## Begin Provided data

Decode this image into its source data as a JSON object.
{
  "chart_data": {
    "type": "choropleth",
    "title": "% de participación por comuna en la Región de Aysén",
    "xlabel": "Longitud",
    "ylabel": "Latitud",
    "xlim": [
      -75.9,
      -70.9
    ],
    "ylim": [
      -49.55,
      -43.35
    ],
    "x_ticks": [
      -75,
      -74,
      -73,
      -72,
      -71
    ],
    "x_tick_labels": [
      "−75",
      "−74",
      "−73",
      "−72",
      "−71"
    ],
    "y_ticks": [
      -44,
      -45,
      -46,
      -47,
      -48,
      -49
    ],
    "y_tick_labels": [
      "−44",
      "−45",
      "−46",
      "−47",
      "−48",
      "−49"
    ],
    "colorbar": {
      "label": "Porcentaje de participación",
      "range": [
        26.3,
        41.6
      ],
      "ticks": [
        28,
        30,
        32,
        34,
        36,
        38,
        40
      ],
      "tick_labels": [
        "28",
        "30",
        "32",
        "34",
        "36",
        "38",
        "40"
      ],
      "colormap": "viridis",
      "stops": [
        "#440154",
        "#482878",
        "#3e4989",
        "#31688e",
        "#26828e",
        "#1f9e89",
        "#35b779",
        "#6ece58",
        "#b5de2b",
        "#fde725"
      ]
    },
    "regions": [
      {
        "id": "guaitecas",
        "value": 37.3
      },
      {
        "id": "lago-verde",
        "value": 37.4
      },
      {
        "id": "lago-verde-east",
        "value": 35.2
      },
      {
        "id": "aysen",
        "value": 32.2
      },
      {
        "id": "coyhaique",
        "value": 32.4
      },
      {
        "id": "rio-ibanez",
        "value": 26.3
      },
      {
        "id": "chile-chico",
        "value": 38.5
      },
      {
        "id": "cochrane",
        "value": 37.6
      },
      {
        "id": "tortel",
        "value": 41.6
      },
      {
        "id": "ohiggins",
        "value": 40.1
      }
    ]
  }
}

## End Provided data

*Stated task*
Nothing but a number is needed here: how many lines hold the string "participación"?

*Expected answer*
2